Dataset entries:
◆ ◆ ◆ ◆ ◆

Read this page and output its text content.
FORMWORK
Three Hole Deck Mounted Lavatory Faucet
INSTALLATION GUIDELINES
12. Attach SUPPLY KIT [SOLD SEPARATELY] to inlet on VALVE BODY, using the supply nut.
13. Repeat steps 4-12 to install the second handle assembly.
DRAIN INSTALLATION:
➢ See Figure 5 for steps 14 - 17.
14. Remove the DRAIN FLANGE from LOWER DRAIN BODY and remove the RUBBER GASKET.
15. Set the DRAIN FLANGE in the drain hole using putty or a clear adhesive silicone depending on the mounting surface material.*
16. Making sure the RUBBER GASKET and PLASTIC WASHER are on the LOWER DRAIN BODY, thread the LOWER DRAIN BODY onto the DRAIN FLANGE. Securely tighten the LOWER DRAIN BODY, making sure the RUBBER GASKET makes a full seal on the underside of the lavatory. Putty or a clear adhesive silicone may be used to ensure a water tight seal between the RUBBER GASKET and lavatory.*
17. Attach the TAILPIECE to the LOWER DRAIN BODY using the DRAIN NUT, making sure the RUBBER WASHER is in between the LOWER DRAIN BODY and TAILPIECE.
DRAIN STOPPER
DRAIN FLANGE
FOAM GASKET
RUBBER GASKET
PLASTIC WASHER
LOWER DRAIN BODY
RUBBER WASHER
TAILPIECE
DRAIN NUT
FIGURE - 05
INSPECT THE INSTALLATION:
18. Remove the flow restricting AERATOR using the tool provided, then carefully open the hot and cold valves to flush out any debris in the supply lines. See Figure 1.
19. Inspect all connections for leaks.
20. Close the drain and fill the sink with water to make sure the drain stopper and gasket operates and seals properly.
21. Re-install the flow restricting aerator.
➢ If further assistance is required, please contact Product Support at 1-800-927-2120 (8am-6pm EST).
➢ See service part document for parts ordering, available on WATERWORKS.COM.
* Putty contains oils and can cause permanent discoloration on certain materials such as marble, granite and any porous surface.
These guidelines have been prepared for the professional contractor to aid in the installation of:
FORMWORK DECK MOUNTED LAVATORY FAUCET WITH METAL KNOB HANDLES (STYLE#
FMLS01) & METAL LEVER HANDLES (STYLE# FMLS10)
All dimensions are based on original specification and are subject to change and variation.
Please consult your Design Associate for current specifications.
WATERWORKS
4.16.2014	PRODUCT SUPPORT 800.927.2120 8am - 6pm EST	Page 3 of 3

◆ ◆ ◆ ◆ ◆

Given problem:
Check each line of the records above for the string "STYLE", and report every line that has it.

Answer to this problem:
FORMWORK DECK MOUNTED LAVATORY FAUCET WITH METAL KNOB HANDLES (STYLE#
FMLS01) & METAL LEVER HANDLES (STYLE# FMLS10)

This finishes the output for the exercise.